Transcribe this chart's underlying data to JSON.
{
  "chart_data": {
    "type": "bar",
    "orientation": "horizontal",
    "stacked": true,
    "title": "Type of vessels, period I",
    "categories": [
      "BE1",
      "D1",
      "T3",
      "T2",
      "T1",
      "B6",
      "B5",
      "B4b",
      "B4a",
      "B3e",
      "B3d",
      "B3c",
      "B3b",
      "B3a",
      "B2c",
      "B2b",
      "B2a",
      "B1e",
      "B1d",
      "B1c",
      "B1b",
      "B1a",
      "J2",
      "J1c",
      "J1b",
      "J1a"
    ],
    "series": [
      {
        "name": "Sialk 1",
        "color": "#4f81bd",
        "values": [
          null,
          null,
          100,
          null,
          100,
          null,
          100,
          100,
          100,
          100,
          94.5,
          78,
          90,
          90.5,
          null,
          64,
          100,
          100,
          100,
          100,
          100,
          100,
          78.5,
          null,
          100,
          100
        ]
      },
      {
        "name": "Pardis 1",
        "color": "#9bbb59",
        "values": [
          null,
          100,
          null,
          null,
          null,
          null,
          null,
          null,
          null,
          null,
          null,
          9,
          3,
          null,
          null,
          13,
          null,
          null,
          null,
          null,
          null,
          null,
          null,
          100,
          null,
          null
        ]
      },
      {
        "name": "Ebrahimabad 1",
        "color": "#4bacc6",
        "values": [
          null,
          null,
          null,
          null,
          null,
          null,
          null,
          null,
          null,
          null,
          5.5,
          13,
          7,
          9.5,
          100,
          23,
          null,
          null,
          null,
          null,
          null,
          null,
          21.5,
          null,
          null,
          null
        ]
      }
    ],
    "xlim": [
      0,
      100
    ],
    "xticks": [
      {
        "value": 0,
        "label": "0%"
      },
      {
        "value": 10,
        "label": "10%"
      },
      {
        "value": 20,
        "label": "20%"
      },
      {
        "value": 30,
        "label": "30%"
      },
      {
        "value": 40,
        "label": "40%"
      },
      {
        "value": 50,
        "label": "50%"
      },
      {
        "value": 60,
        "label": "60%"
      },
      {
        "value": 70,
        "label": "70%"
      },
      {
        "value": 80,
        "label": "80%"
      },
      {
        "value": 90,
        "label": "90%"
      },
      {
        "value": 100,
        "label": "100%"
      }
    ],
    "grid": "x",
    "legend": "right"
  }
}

::::::::::

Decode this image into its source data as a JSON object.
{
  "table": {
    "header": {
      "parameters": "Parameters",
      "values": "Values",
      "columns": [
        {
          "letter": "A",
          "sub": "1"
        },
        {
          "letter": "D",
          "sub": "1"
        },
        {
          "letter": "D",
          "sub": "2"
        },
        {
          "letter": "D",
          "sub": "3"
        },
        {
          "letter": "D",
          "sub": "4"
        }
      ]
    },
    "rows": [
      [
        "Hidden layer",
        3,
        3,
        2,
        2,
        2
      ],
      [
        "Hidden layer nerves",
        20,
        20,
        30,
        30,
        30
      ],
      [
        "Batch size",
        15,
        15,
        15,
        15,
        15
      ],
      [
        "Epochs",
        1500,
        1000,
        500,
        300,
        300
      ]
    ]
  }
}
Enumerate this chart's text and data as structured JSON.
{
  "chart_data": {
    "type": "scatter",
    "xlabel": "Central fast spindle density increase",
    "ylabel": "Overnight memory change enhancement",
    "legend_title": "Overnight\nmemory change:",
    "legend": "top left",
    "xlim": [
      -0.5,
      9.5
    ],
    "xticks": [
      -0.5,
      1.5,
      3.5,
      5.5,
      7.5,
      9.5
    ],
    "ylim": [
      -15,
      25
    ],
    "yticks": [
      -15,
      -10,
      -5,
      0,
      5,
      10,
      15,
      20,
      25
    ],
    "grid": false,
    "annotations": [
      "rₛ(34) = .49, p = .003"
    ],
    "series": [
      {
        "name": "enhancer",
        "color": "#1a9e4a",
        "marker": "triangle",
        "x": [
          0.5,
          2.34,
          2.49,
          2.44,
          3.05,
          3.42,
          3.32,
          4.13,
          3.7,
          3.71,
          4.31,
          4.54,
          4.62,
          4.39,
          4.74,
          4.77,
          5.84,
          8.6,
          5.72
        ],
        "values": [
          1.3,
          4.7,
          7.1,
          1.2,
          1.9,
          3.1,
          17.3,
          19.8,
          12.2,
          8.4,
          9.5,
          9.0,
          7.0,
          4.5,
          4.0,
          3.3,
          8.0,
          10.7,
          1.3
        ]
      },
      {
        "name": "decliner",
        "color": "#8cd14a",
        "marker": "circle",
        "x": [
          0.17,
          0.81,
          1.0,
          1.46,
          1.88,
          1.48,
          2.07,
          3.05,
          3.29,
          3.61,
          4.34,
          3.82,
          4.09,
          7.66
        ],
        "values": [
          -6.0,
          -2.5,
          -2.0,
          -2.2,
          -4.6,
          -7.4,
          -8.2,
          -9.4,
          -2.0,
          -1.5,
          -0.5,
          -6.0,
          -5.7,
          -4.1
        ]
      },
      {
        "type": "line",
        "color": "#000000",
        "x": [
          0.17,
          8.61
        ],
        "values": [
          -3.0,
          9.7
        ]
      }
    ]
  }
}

::::::::::

Problem requirements => Every line that holds the word "name" counts once; state the total number of such lines and nothing else.

The reply => 5